Stored records:
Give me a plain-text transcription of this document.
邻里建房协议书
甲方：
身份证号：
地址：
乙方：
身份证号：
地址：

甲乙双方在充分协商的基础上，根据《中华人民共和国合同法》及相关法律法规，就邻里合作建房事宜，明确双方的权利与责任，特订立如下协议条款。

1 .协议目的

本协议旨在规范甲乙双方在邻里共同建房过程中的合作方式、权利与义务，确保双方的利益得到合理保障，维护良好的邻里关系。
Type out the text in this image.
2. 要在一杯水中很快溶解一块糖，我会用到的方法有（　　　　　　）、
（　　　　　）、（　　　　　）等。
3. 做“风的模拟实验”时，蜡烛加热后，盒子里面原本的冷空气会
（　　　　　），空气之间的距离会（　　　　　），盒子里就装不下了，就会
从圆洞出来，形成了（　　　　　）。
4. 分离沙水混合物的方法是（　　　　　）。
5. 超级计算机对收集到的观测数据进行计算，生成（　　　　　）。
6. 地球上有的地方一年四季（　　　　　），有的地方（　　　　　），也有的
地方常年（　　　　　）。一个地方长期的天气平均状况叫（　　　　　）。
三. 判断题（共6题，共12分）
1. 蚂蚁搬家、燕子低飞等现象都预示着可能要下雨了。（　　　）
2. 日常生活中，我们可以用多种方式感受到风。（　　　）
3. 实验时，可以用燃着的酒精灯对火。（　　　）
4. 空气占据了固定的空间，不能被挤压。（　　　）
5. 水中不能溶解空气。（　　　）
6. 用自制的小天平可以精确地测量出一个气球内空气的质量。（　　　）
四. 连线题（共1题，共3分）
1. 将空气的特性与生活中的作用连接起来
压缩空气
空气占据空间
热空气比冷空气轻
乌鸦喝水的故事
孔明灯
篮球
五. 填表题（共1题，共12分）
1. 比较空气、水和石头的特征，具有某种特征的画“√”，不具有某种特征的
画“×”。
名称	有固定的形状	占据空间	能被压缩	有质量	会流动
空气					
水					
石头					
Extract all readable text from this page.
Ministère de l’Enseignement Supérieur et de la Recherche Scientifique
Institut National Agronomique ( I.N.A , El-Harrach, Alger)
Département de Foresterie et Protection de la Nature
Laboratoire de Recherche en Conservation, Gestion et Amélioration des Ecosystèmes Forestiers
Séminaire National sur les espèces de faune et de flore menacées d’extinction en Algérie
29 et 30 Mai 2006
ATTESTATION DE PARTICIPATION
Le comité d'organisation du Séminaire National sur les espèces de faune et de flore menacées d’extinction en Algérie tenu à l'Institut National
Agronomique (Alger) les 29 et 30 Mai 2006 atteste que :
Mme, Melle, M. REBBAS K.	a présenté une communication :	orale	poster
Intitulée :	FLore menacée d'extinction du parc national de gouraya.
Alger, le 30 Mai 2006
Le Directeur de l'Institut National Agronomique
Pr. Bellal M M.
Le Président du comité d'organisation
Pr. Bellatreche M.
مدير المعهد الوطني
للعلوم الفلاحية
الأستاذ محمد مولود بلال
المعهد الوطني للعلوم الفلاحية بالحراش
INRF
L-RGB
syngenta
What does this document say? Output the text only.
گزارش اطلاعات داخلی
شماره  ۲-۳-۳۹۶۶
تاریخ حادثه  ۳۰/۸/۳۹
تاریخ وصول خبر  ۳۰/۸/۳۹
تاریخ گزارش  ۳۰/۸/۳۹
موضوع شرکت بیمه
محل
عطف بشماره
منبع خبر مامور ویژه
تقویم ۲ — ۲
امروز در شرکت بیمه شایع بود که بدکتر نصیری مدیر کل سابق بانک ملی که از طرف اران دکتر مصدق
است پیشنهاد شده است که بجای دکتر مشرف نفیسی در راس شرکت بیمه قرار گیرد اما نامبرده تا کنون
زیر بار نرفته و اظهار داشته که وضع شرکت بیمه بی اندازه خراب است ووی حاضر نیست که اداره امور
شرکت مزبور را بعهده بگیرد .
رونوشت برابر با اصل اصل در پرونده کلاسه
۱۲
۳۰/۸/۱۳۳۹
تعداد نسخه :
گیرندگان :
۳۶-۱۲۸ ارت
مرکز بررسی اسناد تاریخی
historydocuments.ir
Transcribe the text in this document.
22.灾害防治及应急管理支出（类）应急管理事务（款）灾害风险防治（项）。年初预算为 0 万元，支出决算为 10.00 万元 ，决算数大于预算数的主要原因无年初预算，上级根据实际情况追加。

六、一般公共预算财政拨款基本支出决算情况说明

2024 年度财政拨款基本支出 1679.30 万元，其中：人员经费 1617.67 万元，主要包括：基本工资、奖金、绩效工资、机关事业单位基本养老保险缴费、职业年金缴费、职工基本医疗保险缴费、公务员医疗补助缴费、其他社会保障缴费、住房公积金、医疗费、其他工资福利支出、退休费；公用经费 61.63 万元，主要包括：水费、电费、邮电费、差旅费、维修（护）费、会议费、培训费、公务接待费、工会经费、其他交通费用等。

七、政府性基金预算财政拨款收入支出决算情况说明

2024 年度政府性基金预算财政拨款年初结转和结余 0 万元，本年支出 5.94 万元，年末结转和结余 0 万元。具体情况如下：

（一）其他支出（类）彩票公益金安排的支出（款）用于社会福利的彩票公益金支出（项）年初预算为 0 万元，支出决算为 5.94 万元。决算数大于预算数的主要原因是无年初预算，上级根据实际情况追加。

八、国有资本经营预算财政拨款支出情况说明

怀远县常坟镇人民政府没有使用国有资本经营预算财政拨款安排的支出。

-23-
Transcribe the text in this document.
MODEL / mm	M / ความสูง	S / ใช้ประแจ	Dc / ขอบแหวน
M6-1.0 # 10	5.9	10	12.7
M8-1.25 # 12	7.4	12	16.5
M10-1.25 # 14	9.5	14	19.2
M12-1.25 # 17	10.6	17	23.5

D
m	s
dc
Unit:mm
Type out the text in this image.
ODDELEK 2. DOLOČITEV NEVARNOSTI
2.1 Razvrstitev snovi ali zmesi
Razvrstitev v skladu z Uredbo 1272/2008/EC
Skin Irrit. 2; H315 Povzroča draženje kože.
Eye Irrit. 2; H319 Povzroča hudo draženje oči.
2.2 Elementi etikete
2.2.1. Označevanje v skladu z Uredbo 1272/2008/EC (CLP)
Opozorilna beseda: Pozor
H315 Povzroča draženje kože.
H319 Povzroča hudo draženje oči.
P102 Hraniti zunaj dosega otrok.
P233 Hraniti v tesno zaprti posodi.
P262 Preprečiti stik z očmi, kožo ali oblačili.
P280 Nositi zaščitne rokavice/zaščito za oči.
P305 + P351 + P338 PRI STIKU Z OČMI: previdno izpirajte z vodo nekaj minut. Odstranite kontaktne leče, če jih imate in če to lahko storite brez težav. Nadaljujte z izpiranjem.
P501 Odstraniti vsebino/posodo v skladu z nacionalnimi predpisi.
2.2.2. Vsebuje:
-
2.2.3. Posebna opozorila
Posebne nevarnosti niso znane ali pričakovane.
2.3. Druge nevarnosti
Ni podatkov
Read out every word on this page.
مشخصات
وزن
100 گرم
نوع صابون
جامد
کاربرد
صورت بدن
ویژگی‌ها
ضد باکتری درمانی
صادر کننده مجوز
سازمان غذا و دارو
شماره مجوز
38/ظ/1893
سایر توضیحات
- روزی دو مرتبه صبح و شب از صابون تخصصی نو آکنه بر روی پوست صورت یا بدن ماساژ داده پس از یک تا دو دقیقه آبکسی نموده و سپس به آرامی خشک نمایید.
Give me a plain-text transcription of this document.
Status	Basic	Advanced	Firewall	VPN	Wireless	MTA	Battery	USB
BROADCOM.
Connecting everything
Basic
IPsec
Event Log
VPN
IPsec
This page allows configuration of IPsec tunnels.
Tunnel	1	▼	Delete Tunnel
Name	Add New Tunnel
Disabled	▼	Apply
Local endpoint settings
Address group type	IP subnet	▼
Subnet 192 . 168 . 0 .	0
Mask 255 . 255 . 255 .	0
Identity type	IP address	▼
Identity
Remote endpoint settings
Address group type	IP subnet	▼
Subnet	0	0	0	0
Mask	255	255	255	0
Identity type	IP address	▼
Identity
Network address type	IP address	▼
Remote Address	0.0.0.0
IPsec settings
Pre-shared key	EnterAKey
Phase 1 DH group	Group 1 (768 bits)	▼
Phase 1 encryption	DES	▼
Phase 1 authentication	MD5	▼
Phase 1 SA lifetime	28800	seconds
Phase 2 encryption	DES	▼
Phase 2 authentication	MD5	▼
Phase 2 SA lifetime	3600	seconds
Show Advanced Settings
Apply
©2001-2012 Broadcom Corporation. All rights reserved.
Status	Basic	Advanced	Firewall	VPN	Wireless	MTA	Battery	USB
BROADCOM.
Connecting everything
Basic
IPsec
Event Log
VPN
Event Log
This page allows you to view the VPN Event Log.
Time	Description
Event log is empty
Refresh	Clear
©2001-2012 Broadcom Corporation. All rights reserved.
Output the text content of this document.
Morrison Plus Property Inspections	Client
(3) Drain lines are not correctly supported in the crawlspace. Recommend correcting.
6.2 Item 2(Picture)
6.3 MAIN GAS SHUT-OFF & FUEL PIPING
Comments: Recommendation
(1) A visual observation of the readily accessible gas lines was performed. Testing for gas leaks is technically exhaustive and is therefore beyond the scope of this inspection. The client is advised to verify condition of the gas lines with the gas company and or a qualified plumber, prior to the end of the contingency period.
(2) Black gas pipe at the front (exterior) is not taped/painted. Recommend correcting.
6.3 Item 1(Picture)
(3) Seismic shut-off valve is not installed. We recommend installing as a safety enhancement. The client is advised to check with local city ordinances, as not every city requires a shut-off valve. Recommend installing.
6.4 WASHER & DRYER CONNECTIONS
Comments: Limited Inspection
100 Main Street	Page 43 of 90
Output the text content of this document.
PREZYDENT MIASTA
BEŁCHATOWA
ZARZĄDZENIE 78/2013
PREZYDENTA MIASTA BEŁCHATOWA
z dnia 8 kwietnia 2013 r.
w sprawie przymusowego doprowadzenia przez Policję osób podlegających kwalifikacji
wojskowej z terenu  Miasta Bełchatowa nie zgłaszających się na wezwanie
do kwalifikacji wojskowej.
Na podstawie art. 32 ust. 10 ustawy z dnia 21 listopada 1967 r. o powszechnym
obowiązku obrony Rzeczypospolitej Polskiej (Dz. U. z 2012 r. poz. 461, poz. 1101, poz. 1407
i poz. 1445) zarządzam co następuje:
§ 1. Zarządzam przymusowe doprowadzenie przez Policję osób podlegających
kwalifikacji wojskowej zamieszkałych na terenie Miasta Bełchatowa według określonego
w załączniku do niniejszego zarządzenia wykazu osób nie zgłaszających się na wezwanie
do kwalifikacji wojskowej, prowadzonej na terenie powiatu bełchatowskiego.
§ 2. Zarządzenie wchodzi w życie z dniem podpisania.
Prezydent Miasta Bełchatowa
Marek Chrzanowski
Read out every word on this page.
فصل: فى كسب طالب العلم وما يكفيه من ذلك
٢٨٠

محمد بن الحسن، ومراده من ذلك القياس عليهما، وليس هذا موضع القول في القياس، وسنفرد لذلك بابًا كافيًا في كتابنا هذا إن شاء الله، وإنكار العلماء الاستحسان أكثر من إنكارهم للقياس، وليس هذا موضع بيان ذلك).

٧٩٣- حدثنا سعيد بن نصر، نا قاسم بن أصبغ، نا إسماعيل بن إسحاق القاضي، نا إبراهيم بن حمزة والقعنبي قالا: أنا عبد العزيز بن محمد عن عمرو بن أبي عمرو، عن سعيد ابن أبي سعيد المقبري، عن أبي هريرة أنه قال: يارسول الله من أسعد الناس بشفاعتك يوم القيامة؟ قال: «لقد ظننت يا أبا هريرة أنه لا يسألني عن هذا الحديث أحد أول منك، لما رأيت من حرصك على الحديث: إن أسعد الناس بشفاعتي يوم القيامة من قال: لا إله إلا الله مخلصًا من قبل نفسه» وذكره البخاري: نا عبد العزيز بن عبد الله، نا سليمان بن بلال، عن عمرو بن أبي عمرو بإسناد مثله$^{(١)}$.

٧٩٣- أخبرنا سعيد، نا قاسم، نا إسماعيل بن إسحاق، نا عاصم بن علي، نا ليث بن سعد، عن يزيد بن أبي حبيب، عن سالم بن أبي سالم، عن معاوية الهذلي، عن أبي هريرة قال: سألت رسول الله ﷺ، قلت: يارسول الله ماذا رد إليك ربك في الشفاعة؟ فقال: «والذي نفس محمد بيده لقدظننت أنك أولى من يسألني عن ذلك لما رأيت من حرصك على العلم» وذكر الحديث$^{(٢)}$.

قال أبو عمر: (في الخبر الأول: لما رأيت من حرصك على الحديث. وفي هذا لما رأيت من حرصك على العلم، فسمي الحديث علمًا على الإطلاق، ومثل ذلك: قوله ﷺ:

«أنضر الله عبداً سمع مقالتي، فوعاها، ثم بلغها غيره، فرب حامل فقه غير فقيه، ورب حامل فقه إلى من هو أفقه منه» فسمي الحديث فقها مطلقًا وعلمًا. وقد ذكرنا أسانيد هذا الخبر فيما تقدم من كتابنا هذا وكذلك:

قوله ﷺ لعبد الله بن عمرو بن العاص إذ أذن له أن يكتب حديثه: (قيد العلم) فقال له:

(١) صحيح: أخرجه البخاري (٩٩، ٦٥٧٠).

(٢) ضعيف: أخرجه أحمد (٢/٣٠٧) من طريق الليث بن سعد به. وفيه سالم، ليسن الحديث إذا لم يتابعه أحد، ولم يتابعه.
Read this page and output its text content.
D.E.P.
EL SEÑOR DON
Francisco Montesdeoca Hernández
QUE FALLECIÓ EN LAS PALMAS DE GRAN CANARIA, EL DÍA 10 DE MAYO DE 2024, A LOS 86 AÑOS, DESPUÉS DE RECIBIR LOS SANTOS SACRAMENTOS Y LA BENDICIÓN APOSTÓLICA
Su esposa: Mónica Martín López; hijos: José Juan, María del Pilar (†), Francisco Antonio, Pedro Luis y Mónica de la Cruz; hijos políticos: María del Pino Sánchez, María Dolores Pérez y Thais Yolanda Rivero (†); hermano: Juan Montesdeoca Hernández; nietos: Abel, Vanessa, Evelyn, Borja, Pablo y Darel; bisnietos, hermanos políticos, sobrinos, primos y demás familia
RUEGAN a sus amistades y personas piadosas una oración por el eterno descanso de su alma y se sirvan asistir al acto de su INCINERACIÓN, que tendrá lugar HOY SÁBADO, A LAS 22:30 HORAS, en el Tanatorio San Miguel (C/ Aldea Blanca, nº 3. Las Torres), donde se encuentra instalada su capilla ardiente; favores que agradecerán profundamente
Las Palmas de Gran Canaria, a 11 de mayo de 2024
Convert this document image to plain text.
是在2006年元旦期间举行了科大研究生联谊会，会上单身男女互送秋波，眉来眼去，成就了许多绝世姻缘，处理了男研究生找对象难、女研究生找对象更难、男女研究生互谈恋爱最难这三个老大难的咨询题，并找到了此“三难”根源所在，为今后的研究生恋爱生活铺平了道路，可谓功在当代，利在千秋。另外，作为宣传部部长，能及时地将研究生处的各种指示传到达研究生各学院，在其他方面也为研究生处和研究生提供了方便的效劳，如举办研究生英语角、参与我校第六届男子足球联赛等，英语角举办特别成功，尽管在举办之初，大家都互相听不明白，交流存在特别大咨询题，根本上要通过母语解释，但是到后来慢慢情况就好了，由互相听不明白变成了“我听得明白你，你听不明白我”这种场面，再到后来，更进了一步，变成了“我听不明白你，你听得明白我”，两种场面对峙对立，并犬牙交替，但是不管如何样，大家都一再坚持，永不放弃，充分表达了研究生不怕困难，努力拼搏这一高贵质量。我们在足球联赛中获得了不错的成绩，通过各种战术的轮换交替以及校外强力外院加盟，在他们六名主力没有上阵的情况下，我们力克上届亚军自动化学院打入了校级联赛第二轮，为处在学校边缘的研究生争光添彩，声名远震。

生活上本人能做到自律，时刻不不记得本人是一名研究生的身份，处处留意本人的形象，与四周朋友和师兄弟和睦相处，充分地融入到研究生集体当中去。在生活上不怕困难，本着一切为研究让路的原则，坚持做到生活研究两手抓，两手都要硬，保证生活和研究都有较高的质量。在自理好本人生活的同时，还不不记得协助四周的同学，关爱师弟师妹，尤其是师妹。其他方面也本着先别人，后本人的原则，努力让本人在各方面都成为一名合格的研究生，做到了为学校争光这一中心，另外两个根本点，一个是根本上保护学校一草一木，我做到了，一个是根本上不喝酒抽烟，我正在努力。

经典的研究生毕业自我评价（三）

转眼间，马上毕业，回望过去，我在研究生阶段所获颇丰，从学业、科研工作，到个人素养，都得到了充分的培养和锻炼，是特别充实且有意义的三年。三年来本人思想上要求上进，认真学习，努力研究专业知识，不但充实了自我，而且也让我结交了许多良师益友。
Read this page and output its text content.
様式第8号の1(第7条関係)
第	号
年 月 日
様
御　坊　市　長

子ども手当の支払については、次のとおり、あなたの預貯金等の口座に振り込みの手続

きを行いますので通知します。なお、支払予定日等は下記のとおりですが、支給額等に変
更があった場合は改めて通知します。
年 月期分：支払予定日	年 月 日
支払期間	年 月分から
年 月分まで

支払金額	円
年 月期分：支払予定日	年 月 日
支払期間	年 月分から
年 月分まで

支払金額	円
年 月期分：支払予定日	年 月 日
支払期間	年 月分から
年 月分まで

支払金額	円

- WORK REQUIRED -
Report every line containing the word "صورت" from the listing above.

- THE COMPLETED TASK -
صورت بدن
- روزی دو مرتبه صبح و شب از صابون تخصصی نو آکنه بر روی پوست صورت یا بدن ماساژ داده پس از یک تا دو دقیقه آبکسی نموده و سپس به آرامی خشک نمایید.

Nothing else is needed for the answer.